* Your goal:
Please copy exactly the lines that begin with the one containing "Output a JSON" and end with the last line of the entries.

* Available data:

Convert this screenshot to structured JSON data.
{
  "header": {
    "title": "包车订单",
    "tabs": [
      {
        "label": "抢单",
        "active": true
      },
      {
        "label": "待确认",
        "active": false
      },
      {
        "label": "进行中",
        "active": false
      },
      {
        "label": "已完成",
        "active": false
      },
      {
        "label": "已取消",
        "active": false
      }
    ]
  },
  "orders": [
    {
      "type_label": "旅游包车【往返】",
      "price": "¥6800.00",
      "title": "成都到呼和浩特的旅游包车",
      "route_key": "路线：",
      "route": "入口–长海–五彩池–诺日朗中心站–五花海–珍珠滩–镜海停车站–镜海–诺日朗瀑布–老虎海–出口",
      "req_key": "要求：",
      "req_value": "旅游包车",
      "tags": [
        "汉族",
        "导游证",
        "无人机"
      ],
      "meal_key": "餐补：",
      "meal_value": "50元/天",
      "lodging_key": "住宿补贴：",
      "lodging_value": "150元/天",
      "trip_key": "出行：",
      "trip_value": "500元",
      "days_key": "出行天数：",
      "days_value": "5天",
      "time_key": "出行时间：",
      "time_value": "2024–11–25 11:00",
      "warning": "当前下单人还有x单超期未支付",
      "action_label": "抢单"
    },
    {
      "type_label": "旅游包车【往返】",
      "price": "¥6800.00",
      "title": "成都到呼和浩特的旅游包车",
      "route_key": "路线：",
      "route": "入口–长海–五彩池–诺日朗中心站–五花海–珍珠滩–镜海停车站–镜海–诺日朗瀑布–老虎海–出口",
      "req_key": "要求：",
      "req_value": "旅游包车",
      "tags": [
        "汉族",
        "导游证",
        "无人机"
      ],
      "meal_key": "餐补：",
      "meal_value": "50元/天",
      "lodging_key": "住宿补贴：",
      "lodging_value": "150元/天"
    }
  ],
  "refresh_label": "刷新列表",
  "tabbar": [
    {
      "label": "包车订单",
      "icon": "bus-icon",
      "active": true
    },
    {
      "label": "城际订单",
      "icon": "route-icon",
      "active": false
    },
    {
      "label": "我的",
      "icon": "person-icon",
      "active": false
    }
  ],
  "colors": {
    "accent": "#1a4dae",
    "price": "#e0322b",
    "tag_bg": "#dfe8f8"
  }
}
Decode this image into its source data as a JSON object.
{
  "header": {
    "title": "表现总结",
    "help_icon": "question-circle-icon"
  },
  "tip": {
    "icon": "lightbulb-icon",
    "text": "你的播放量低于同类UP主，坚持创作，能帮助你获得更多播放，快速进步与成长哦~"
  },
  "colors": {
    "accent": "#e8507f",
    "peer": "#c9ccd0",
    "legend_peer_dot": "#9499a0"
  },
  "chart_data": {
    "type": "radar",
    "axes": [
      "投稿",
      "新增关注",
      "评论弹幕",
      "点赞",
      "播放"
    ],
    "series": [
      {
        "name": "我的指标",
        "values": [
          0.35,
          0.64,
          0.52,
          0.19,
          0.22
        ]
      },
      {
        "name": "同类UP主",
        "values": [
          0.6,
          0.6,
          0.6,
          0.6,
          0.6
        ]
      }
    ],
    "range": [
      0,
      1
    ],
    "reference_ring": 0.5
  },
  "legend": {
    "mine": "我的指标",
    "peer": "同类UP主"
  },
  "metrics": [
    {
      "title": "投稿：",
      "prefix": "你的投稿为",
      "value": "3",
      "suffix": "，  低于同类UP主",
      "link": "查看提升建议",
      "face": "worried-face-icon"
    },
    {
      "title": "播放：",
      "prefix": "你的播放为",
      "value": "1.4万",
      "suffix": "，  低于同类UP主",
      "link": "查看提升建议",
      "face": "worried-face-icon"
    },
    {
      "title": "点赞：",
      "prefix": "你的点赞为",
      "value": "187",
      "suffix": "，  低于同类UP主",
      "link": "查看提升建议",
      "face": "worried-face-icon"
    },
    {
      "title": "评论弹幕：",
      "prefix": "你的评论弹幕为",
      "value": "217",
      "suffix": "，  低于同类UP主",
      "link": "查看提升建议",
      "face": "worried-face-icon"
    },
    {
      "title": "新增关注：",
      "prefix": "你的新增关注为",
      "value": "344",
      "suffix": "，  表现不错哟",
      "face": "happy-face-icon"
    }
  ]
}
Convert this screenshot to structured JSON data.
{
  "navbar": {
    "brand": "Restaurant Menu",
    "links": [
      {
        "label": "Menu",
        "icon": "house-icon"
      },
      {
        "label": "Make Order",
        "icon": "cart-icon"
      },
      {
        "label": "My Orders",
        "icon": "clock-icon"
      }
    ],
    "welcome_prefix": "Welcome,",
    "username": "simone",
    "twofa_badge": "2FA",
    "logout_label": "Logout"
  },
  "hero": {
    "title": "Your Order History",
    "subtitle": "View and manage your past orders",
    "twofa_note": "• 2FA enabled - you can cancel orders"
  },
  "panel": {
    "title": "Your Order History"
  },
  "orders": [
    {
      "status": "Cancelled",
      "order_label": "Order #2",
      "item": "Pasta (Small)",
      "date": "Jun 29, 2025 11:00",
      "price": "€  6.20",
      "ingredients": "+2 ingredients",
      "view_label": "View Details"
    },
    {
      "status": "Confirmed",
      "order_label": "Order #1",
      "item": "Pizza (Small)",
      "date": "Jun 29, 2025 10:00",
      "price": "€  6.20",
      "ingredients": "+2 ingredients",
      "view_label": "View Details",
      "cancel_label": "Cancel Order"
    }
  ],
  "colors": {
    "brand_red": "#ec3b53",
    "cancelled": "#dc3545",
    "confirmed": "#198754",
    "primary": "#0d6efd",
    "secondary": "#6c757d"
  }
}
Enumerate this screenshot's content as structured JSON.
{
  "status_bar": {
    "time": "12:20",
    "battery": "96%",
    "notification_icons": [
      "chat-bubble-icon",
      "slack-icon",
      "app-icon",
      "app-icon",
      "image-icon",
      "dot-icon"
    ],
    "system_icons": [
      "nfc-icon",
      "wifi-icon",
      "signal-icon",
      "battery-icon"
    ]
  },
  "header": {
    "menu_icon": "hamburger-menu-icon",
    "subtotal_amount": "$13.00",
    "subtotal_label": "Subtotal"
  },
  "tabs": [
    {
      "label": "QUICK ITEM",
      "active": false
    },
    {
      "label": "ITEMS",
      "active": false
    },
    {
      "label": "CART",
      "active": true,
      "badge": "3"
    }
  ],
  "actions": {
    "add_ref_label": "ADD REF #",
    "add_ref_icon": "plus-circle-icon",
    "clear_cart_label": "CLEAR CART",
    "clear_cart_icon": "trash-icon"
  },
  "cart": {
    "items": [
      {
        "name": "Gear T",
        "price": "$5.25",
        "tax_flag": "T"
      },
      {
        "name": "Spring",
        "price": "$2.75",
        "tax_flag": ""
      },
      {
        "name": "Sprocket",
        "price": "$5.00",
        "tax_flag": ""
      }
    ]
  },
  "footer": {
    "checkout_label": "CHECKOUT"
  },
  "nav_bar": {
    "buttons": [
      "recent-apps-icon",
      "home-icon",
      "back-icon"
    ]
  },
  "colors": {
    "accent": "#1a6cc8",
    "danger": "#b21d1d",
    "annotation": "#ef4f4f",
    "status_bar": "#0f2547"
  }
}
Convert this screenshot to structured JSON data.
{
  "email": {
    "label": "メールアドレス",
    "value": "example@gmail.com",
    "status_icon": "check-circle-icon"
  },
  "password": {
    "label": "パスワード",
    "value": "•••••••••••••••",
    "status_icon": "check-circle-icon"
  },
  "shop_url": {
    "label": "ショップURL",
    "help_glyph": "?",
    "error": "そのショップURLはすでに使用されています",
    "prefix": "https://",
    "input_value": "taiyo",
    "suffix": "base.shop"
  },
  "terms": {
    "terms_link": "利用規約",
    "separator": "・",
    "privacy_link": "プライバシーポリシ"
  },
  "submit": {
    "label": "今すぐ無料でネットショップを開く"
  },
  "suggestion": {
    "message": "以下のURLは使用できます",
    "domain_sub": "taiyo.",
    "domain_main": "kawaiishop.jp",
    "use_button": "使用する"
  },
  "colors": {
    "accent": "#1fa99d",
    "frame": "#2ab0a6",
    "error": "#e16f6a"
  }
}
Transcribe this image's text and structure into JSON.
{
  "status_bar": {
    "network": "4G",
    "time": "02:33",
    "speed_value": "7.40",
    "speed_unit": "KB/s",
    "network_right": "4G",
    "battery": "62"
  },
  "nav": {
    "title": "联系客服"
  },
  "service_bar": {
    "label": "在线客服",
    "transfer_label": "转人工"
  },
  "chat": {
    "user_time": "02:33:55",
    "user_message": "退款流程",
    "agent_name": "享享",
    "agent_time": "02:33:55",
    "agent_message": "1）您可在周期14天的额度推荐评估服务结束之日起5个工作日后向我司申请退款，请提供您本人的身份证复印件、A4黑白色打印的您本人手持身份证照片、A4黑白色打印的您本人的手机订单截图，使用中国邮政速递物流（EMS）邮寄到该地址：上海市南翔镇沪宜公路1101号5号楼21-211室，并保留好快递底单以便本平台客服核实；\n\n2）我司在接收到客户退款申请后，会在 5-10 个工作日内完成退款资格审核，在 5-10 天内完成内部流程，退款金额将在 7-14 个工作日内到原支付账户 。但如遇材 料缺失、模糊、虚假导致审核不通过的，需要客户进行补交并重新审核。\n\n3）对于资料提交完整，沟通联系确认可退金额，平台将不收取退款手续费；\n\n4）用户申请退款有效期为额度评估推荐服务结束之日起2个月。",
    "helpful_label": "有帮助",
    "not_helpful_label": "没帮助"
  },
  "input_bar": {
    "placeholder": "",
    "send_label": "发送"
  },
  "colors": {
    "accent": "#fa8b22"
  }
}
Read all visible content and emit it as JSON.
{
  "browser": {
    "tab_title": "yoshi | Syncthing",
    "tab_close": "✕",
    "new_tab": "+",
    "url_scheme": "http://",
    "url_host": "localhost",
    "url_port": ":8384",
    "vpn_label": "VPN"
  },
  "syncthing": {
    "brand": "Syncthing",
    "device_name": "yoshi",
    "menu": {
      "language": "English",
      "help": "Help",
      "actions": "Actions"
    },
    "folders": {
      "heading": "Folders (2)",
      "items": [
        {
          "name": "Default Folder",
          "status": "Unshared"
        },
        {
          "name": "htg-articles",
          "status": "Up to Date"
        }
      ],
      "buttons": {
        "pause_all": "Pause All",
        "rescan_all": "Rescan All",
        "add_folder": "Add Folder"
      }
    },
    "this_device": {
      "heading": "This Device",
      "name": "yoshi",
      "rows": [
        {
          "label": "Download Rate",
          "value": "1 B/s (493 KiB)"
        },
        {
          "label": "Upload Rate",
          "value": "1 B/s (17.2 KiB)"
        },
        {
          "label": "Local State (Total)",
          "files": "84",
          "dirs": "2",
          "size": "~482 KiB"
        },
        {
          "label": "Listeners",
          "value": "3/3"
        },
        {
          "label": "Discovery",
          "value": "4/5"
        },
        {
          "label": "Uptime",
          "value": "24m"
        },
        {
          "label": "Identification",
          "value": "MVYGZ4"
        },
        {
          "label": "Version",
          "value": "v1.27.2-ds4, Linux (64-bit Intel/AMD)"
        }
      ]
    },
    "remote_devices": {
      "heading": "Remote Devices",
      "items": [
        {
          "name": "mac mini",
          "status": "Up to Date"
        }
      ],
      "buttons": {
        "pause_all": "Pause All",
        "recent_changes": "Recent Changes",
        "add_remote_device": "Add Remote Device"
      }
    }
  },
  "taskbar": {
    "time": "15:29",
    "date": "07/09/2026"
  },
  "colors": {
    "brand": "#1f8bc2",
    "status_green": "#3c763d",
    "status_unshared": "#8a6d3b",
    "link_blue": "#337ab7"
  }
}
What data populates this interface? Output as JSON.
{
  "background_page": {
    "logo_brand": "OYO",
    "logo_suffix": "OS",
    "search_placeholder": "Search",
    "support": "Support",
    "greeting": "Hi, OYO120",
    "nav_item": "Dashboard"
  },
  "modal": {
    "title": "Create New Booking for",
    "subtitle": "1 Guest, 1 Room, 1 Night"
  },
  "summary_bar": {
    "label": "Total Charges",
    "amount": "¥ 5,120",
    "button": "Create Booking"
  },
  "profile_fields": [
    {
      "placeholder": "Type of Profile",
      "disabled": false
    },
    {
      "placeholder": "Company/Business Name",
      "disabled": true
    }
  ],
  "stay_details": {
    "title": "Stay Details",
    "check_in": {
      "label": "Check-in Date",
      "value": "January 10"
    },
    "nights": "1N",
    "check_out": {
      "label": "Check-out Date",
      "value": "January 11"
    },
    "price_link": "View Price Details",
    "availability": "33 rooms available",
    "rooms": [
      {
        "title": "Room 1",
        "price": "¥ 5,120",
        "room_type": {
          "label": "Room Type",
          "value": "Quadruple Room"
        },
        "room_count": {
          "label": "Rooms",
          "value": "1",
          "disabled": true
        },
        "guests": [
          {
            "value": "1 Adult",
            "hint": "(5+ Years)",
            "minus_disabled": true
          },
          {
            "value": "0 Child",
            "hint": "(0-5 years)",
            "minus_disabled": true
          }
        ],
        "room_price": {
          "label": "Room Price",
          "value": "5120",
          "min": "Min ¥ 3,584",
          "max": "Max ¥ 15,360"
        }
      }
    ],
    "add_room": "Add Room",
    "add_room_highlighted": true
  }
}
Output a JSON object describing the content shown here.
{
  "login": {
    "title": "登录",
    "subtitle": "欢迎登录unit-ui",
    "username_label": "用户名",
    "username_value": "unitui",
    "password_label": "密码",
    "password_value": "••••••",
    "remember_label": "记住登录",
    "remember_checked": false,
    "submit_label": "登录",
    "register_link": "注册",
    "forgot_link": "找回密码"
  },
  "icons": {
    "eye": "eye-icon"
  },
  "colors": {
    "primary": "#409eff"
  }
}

* Worked answer:
Output a JSON object describing the content shown here.
{
  "login": {
    "title": "登录",
    "subtitle": "欢迎登录unit-ui",
    "username_label": "用户名",
    "username_value": "unitui",
    "password_label": "密码",
    "password_value": "••••••",
    "remember_label": "记住登录",
    "remember_checked": false,
    "submit_label": "登录",
    "register_link": "注册",
    "forgot_link": "找回密码"
  },
  "icons": {
    "eye": "eye-icon"
  },
  "colors": {
    "primary": "#409eff"
  }
}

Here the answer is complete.